Problem details.
State how many lines of the entries below hold the word "very"; reply with nothing but the number.

Task data.
■ ■ ■ ■

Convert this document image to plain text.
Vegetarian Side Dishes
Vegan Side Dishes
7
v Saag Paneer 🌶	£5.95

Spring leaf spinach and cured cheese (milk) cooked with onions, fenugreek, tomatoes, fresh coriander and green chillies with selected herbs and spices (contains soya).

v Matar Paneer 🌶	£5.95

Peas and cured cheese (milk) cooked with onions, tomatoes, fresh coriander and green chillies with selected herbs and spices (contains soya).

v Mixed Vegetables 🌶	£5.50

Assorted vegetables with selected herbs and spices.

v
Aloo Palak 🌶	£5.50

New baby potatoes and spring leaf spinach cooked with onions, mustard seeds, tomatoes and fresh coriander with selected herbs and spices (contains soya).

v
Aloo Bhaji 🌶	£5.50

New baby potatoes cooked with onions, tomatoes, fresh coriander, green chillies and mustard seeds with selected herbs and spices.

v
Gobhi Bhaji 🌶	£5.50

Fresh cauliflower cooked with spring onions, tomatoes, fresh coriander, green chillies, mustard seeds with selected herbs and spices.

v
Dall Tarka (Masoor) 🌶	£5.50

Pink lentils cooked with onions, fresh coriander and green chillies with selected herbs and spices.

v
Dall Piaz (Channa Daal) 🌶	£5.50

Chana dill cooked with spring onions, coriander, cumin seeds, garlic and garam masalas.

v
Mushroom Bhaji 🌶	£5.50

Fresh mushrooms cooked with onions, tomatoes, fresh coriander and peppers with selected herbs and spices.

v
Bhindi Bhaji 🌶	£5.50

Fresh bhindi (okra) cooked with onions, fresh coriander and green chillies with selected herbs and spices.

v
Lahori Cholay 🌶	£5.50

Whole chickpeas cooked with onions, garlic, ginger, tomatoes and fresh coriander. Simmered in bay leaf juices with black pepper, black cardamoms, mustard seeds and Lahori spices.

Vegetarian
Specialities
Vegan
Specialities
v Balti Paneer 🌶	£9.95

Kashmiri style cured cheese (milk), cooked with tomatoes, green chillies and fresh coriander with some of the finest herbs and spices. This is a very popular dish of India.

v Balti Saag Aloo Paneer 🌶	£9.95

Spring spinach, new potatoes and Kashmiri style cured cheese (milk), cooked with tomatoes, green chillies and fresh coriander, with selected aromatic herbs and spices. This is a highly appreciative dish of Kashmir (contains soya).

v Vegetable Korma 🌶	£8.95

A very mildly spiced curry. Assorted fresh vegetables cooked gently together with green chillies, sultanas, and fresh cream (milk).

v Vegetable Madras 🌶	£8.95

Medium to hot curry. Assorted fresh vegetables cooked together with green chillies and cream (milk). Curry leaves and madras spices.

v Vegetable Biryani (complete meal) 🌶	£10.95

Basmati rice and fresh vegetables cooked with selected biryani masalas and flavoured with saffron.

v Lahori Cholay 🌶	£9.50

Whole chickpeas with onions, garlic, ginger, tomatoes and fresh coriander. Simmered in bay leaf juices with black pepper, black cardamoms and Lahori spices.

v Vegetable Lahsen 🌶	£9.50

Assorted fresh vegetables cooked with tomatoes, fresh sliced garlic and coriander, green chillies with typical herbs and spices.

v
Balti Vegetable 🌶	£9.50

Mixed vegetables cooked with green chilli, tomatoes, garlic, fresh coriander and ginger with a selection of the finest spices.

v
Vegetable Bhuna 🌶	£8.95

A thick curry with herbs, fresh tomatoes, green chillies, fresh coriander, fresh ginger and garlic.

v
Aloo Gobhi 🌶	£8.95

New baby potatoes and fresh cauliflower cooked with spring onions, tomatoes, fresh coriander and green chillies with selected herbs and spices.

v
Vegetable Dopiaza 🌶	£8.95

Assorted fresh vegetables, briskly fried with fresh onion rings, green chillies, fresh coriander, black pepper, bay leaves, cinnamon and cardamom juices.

■ ■ ■ ■

Expected output.
2